> [AIM]: Please update the material below by changing every "interactable" to "clickable" and leaving everything else as it is.

> [SUPPLIED RECORDS]:
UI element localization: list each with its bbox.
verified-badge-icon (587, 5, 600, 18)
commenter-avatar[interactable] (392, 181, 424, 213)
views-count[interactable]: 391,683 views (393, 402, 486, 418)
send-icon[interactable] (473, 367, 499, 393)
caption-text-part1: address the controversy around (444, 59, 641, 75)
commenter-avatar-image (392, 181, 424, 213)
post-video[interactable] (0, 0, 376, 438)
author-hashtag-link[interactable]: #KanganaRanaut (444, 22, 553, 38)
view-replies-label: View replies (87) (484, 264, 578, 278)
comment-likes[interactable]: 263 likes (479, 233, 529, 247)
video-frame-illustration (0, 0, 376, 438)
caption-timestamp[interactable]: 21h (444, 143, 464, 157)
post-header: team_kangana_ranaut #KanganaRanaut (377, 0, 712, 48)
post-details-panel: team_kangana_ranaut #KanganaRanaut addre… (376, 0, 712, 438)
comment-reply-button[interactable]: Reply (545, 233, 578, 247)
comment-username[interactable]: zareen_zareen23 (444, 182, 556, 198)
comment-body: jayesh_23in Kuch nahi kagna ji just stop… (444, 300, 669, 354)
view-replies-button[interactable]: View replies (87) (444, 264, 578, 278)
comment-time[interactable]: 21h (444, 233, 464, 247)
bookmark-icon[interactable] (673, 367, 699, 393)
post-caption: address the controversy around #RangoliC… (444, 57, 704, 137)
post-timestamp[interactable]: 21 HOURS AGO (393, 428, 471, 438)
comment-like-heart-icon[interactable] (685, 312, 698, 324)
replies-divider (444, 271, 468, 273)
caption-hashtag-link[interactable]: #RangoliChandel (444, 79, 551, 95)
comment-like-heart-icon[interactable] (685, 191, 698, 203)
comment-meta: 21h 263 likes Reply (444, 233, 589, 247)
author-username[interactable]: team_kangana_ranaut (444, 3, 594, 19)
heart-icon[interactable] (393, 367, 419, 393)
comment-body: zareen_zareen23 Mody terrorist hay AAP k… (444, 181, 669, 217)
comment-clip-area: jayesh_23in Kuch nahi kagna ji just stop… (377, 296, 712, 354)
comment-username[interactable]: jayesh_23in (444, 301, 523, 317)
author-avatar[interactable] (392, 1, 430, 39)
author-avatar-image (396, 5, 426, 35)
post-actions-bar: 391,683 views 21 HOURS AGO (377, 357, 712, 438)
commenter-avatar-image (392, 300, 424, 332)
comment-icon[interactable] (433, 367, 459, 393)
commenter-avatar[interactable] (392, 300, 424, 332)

> [WRITTEN ANSWER]:
UI element localization: list each with its bbox.
verified-badge-icon (587, 5, 600, 18)
commenter-avatar[clickable] (392, 181, 424, 213)
views-count[clickable]: 391,683 views (393, 402, 486, 418)
send-icon[clickable] (473, 367, 499, 393)
caption-text-part1: address the controversy around (444, 59, 641, 75)
commenter-avatar-image (392, 181, 424, 213)
post-video[clickable] (0, 0, 376, 438)
author-hashtag-link[clickable]: #KanganaRanaut (444, 22, 553, 38)
view-replies-label: View replies (87) (484, 264, 578, 278)
comment-likes[clickable]: 263 likes (479, 233, 529, 247)
video-frame-illustration (0, 0, 376, 438)
caption-timestamp[clickable]: 21h (444, 143, 464, 157)
post-header: team_kangana_ranaut #KanganaRanaut (377, 0, 712, 48)
post-details-panel: team_kangana_ranaut #KanganaRanaut addre… (376, 0, 712, 438)
comment-reply-button[clickable]: Reply (545, 233, 578, 247)
comment-username[clickable]: zareen_zareen23 (444, 182, 556, 198)
comment-body: jayesh_23in Kuch nahi kagna ji just stop… (444, 300, 669, 354)
view-replies-button[clickable]: View replies (87) (444, 264, 578, 278)
comment-time[clickable]: 21h (444, 233, 464, 247)
bookmark-icon[clickable] (673, 367, 699, 393)
post-caption: address the controversy around #RangoliC… (444, 57, 704, 137)
post-timestamp[clickable]: 21 HOURS AGO (393, 428, 471, 438)
comment-like-heart-icon[clickable] (685, 312, 698, 324)
replies-divider (444, 271, 468, 273)
caption-hashtag-link[clickable]: #RangoliChandel (444, 79, 551, 95)
comment-like-heart-icon[clickable] (685, 191, 698, 203)
comment-meta: 21h 263 likes Reply (444, 233, 589, 247)
author-username[clickable]: team_kangana_ranaut (444, 3, 594, 19)
heart-icon[clickable] (393, 367, 419, 393)
comment-body: zareen_zareen23 Mody terrorist hay AAP k… (444, 181, 669, 217)
comment-clip-area: jayesh_23in Kuch nahi kagna ji just stop… (377, 296, 712, 354)
comment-username[clickable]: jayesh_23in (444, 301, 523, 317)
author-avatar[clickable] (392, 1, 430, 39)
author-avatar-image (396, 5, 426, 35)
post-actions-bar: 391,683 views 21 HOURS AGO (377, 357, 712, 438)
commenter-avatar-image (392, 300, 424, 332)
comment-icon[clickable] (433, 367, 459, 393)
commenter-avatar[clickable] (392, 300, 424, 332)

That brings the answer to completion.